↓

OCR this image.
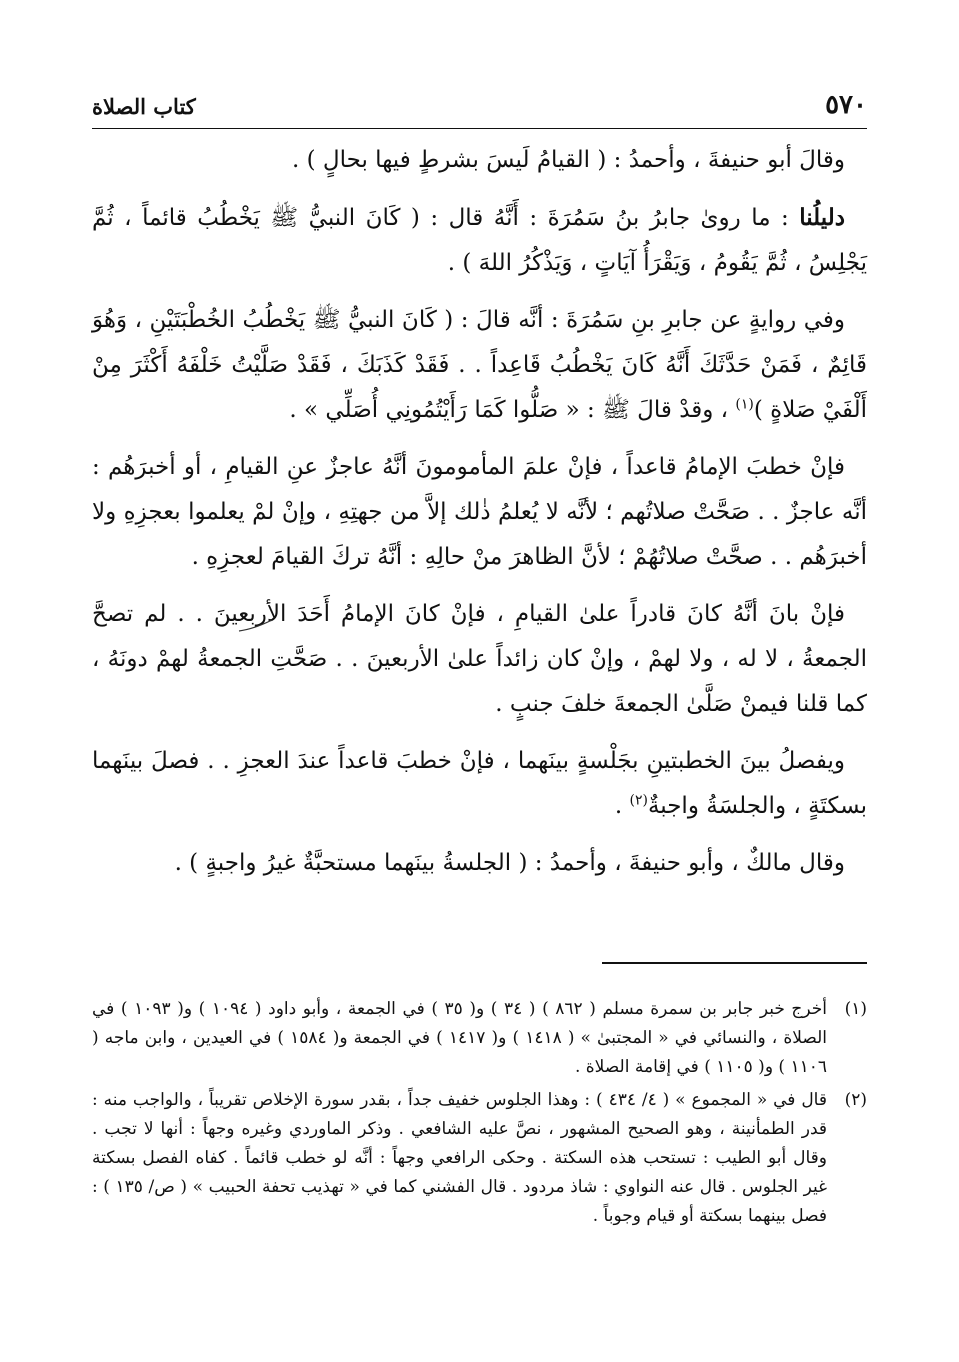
٥٧٠
كتاب الصلاة

وقالَ أبو حنيفةَ ، وأحمدُ : ( القيامُ لَيسَ بشرطٍ فيها بحالٍ ) .

دليلُنا : ما روىٰ جابرُ بنُ سَمُرَةَ : أَنَّهُ قال : ( كَانَ النبيُّ ﷺ يَخْطُبُ قائماً ، ثُمَّ يَجْلِسُ ، ثُمَّ يَقُومُ ، وَيَقْرَأُ آيَاتٍ ، وَيَذْكُرُ اللهَ ) .

وفي روايةٍ عن جابرِ بنِ سَمُرَةَ : أنَّه قالَ : ( كَانَ النبيُّ ﷺ يَخْطُبُ الخُطْبَتَيْنِ ، وَهُوَ قَائِمٌ ، فَمَنْ حَدَّثَكَ أَنَّهُ كَانَ يَخْطُبُ قَاعِداً . . فَقَدْ كَذَبَكَ ، فَقَدْ صَلَّيْتُ خَلْفَهُ أَكْثَرَ مِنْ أَلْفَيْ صَلاةٍ )$^{(١)}$ ، وقدْ قالَ ﷺ : « صَلُّوا كَمَا رَأَيْتُمُونِي أُصَلِّي » .

فإنْ خطبَ الإمامُ قاعداً ، فإنْ علمَ المأمومونَ أنَّهُ عاجزٌ عنِ القيامِ ، أو أخبرَهُم : أنَّه عاجزٌ . . صَحَّتْ صلاتُهم ؛ لأنَّه لا يُعلمُ ذٰلك إلاَّ من جهتِهِ ، وإنْ لمْ يعلموا بعجزِهِ ولا أخبرَهُم . . صحَّتْ صلاتُهُمْ ؛ لأنَّ الظاهرَ منْ حالِهِ : أنَّهُ تركَ القيامَ لعجزِهِ .

فإنْ بانَ أنَّهُ كانَ قادراً علىٰ القيامِ ، فإنْ كانَ الإمامُ أَحَدَ الأربعينَ . . لم تصحَّ الجمعةُ ، لا له ، ولا لهمْ ، وإنْ كان زائداً علىٰ الأربعينَ . . صَحَّتِ الجمعةُ لهمْ دونَهُ ، كما قلنا فيمنْ صَلَّىٰ الجمعةَ خلفَ جنبٍ .

ويفصلُ بينَ الخطبتينِ بجَلْسةٍ بينَهما ، فإنْ خطبَ قاعداً عندَ العجزِ . . فصلَ بينَهما بسكتَةٍ ، والجلسَةُ واجبةٌ$^{(٢)}$ .

وقال مالكٌ ، وأبو حنيفةَ ، وأحمدُ : ( الجلسةُ بينَهما مستحبَّةٌ غيرُ واجبةٍ ) .

(١)
أخرج خبر جابر بن سمرة مسلم ( ٨٦٢ ) ( ٣٤ ) و( ٣٥ ) في الجمعة ، وأبو داود ( ١٠٩٤ ) و( ١٠٩٣ ) في الصلاة ، والنسائي في « المجتبىٰ » ( ١٤١٨ ) و( ١٤١٧ ) في الجمعة و( ١٥٨٤ ) في العيدين ، وابن ماجه ( ١١٠٦ ) و( ١١٠٥ ) في إقامة الصلاة .
(٢)
قال في « المجموع » ( ٤/ ٤٣٤ ) : وهذا الجلوس خفيف جداً ، بقدر سورة الإخلاص تقريباً ، والواجب منه : قدر الطمأنينة ، وهو الصحيح المشهور ، نصَّ عليه الشافعي . وذكر الماوردي وغيره وجهاً : أنها لا تجب . وقال أبو الطيب : تستحب هذه السكتة . وحكى الرافعي وجهاً : أنَّه لو خطب قائماً . كفاه الفصل بسكتة غير الجلوس . قال عنه النواوي : شاذ مردود . قال الفشني كما في « تهذيب تحفة الحبيب » ( ص/ ١٣٥ ) : فصل بينهما بسكتة أو قيام وجوباً .
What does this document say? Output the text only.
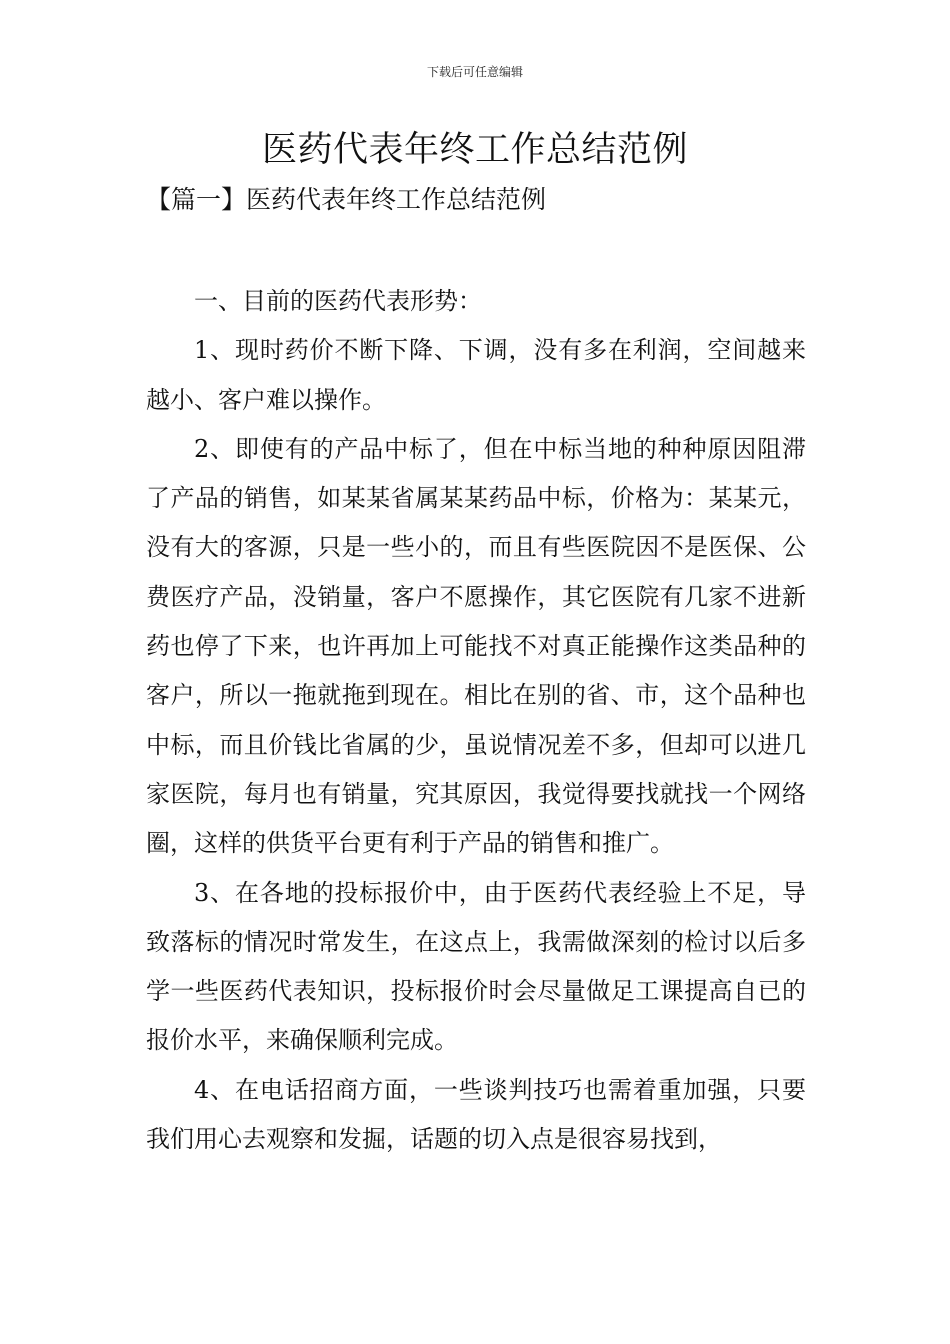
下载后可任意编辑
医药代表年终工作总结范例
【篇一】医药代表年终工作总结范例

一、目前的医药代表形势：

1、现时药价不断下降、下调，没有多在利润，空间越来越小、客户难以操作。

2、即使有的产品中标了，但在中标当地的种种原因阻滞了产品的销售，如某某省属某某药品中标，价格为：某某元，没有大的客源，只是一些小的，而且有些医院因不是医保、公费医疗产品，没销量，客户不愿操作，其它医院有几家不进新药也停了下来，也许再加上可能找不对真正能操作这类品种的客户，所以一拖就拖到现在。相比在别的省、市，这个品种也中标，而且价钱比省属的少，虽说情况差不多，但却可以进几家医院，每月也有销量，究其原因，我觉得要找就找一个网络圈，这样的供货平台更有利于产品的销售和推广。

3、在各地的投标报价中，由于医药代表经验上不足，导致落标的情况时常发生，在这点上，我需做深刻的检讨以后多学一些医药代表知识，投标报价时会尽量做足工课提高自已的报价水平，来确保顺利完成。

4、在电话招商方面，一些谈判技巧也需着重加强，只要我们用心去观察和发掘，话题的切入点是很容易找到，
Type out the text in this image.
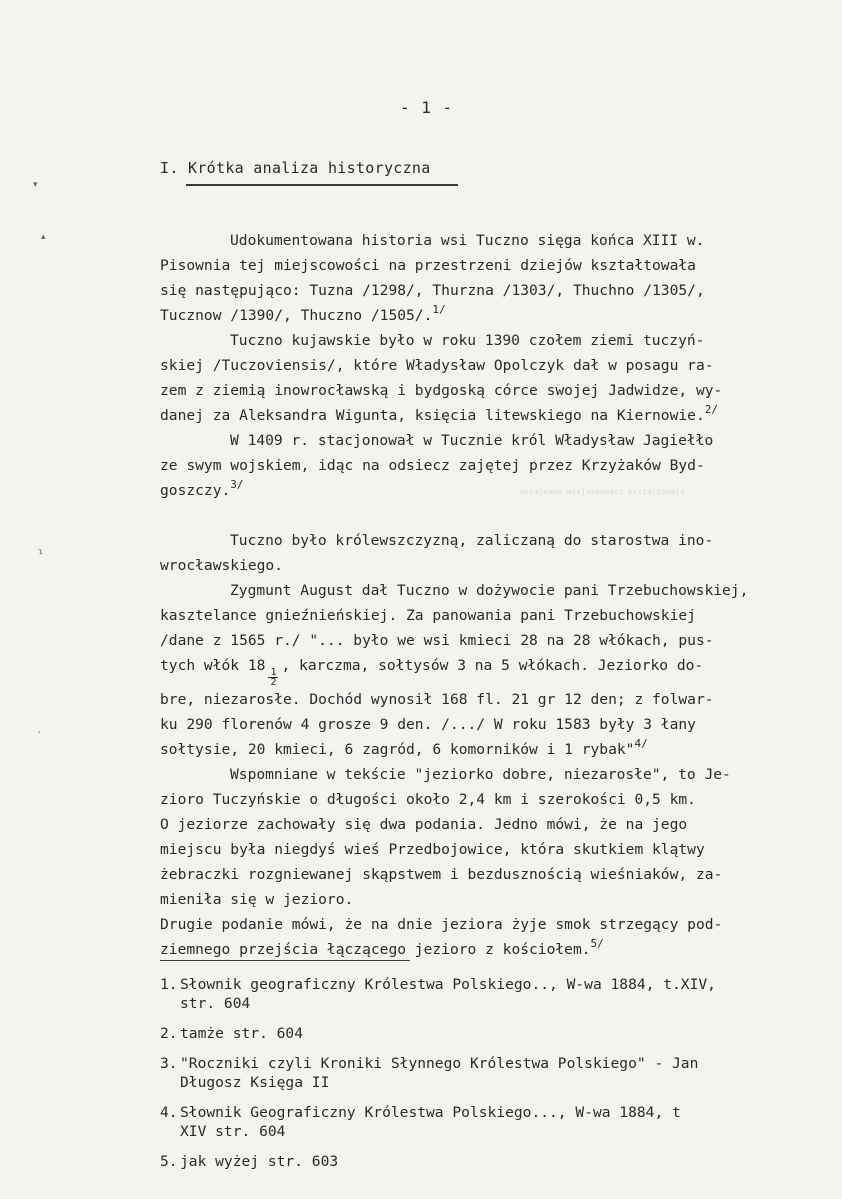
- 1 -
I. Krótka analiza historyczna
▾
▴
ɿ
ʾ
orzajemne miejscowości ksztaltowala
Udokumentowana historia wsi Tuczno sięga końca XIII w.
Pisownia tej miejscowości na przestrzeni dziejów kształtowała
się następująco: Tuzna /1298/, Thurzna /1303/, Thuchno /1305/,
Tucznow /1390/, Thuczno /1505/.$^{1/}$
Tuczno kujawskie było w roku 1390 czołem ziemi tuczyń-
skiej /Tuczoviensis/, które Władysław Opolczyk dał w posagu ra-
zem z ziemią inowrocławską i bydgoską córce swojej Jadwidze, wy-
danej za Aleksandra Wigunta, księcia litewskiego na Kiernowie.$^{2/}$
W 1409 r. stacjonował w Tucznie król Władysław Jagiełło
ze swym wojskiem, idąc na odsiecz zajętej przez Krzyżaków Byd-
goszczy.$^{3/}$
Tuczno było królewszczyzną, zaliczaną do starostwa ino-
wrocławskiego.
Zygmunt August dał Tuczno w dożywocie pani Trzebuchowskiej,
kasztelance gnieźnieńskiej. Za panowania pani Trzebuchowskiej
/dane z 1565 r./ "... było we wsi kmieci 28 na 28 włókach, pus-
tych włók 18
$\frac{1}{2}$
, karczma, sołtysów 3 na 5 włókach. Jeziorko do-
bre, niezarosłe. Dochód wynosił 168 fl. 21 gr 12 den; z folwar-
ku 290 florenów 4 grosze 9 den. /.../ W roku 1583 były 3 łany
sołtysie, 20 kmieci, 6 zagród, 6 komorników i 1 rybak"$^{4/}$
Wspomniane w tekście "jeziorko dobre, niezarosłe", to Je-
zioro Tuczyńskie o długości około 2,4 km i szerokości 0,5 km.
O jeziorze zachowały się dwa podania. Jedno mówi, że na jego
miejscu była niegdyś wieś Przedbojowice, która skutkiem klątwy
żebraczki rozgniewanej skąpstwem i bezdusznością wieśniaków, za-
mieniła się w jezioro.
Drugie podanie mówi, że na dnie jeziora żyje smok strzegący pod-
ziemnego przejścia łączącego jezioro z kościołem.$^{5/}$
1. Słownik geograficzny Królestwa Polskiego.., W-wa 1884, t.XIV,
str. 604
2. tamże str. 604
3. "Roczniki czyli Kroniki Słynnego Królestwa Polskiego" - Jan
Długosz Księga II
4. Słownik Geograficzny Królestwa Polskiego..., W-wa 1884, t
XIV str. 604
5. jak wyżej str. 603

↑

### Task
Extract every line containing the string "القيام" from the material.

### Response to this exercise
وقالَ أبو حنيفةَ ، وأحمدُ : ( القيامُ لَيسَ بشرطٍ فيها بحالٍ ) .
فإنْ خطبَ الإمامُ قاعداً ، فإنْ علمَ المأمومونَ أنَّهُ عاجزٌ عنِ القيامِ ، أو أخبرَهُم : أنَّه عاجزٌ . . صَحَّتْ صلاتُهم ؛ لأنَّه لا يُعلمُ ذٰلك إلاَّ من جهتِهِ ، وإنْ لمْ يعلموا بعجزِهِ ولا أخبرَهُم . . صحَّتْ صلاتُهُمْ ؛ لأنَّ الظاهرَ منْ حالِهِ : أنَّهُ تركَ القيامَ لعجزِهِ .
فإنْ بانَ أنَّهُ كانَ قادراً علىٰ القيامِ ، فإنْ كانَ الإمامُ أَحَدَ الأربعينَ . . لم تصحَّ الجمعةُ ، لا له ، ولا لهمْ ، وإنْ كان زائداً علىٰ الأربعينَ . . صَحَّتِ الجمعةُ لهمْ دونَهُ ، كما قلنا فيمنْ صَلَّىٰ الجمعةَ خلفَ جنبٍ .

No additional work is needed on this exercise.